- **Task statement**: Copy out every record below with complete accuracy.

— Start of Record list —

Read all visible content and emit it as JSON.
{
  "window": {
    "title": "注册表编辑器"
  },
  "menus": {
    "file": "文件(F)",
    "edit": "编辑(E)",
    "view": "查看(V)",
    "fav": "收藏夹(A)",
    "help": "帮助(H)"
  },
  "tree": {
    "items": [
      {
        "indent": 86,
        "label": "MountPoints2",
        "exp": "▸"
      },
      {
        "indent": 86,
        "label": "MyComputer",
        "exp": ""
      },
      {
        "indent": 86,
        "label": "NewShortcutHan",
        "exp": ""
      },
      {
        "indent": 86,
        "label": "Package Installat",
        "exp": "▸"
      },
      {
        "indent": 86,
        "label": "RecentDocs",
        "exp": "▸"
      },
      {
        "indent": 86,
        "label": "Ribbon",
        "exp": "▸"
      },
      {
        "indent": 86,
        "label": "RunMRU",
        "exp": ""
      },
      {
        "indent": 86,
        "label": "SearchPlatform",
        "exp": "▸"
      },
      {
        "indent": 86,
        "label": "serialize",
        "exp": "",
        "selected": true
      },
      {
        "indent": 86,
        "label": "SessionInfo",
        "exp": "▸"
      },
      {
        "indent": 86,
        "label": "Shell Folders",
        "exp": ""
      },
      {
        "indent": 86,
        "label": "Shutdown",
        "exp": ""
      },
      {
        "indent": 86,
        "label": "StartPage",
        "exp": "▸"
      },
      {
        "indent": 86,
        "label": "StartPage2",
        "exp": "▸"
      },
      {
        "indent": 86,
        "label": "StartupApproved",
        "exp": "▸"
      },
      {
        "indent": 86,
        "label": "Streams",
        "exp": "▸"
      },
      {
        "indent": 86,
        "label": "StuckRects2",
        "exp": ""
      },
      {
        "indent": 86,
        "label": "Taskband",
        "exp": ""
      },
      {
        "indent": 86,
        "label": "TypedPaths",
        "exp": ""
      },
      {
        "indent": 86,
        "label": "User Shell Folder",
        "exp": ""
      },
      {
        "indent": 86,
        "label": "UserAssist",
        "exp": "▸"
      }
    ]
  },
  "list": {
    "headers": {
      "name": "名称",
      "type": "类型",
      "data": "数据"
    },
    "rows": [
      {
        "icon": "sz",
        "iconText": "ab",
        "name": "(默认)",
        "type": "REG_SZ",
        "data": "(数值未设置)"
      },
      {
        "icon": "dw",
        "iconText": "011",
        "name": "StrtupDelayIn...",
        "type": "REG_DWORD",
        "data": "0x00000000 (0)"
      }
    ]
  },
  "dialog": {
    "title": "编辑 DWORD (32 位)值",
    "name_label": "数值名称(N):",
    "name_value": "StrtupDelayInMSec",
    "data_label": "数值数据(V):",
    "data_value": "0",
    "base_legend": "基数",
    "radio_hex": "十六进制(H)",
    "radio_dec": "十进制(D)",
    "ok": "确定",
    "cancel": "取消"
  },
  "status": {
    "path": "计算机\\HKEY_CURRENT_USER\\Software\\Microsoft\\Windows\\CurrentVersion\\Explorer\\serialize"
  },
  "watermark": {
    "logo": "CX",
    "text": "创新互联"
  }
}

— End of Record list —

- **Solution to this problem**:
Read all visible content and emit it as JSON.
{
  "window": {
    "title": "注册表编辑器"
  },
  "menus": {
    "file": "文件(F)",
    "edit": "编辑(E)",
    "view": "查看(V)",
    "fav": "收藏夹(A)",
    "help": "帮助(H)"
  },
  "tree": {
    "items": [
      {
        "indent": 86,
        "label": "MountPoints2",
        "exp": "▸"
      },
      {
        "indent": 86,
        "label": "MyComputer",
        "exp": ""
      },
      {
        "indent": 86,
        "label": "NewShortcutHan",
        "exp": ""
      },
      {
        "indent": 86,
        "label": "Package Installat",
        "exp": "▸"
      },
      {
        "indent": 86,
        "label": "RecentDocs",
        "exp": "▸"
      },
      {
        "indent": 86,
        "label": "Ribbon",
        "exp": "▸"
      },
      {
        "indent": 86,
        "label": "RunMRU",
        "exp": ""
      },
      {
        "indent": 86,
        "label": "SearchPlatform",
        "exp": "▸"
      },
      {
        "indent": 86,
        "label": "serialize",
        "exp": "",
        "selected": true
      },
      {
        "indent": 86,
        "label": "SessionInfo",
        "exp": "▸"
      },
      {
        "indent": 86,
        "label": "Shell Folders",
        "exp": ""
      },
      {
        "indent": 86,
        "label": "Shutdown",
        "exp": ""
      },
      {
        "indent": 86,
        "label": "StartPage",
        "exp": "▸"
      },
      {
        "indent": 86,
        "label": "StartPage2",
        "exp": "▸"
      },
      {
        "indent": 86,
        "label": "StartupApproved",
        "exp": "▸"
      },
      {
        "indent": 86,
        "label": "Streams",
        "exp": "▸"
      },
      {
        "indent": 86,
        "label": "StuckRects2",
        "exp": ""
      },
      {
        "indent": 86,
        "label": "Taskband",
        "exp": ""
      },
      {
        "indent": 86,
        "label": "TypedPaths",
        "exp": ""
      },
      {
        "indent": 86,
        "label": "User Shell Folder",
        "exp": ""
      },
      {
        "indent": 86,
        "label": "UserAssist",
        "exp": "▸"
      }
    ]
  },
  "list": {
    "headers": {
      "name": "名称",
      "type": "类型",
      "data": "数据"
    },
    "rows": [
      {
        "icon": "sz",
        "iconText": "ab",
        "name": "(默认)",
        "type": "REG_SZ",
        "data": "(数值未设置)"
      },
      {
        "icon": "dw",
        "iconText": "011",
        "name": "StrtupDelayIn...",
        "type": "REG_DWORD",
        "data": "0x00000000 (0)"
      }
    ]
  },
  "dialog": {
    "title": "编辑 DWORD (32 位)值",
    "name_label": "数值名称(N):",
    "name_value": "StrtupDelayInMSec",
    "data_label": "数值数据(V):",
    "data_value": "0",
    "base_legend": "基数",
    "radio_hex": "十六进制(H)",
    "radio_dec": "十进制(D)",
    "ok": "确定",
    "cancel": "取消"
  },
  "status": {
    "path": "计算机\\HKEY_CURRENT_USER\\Software\\Microsoft\\Windows\\CurrentVersion\\Explorer\\serialize"
  },
  "watermark": {
    "logo": "CX",
    "text": "创新互联"
  }
}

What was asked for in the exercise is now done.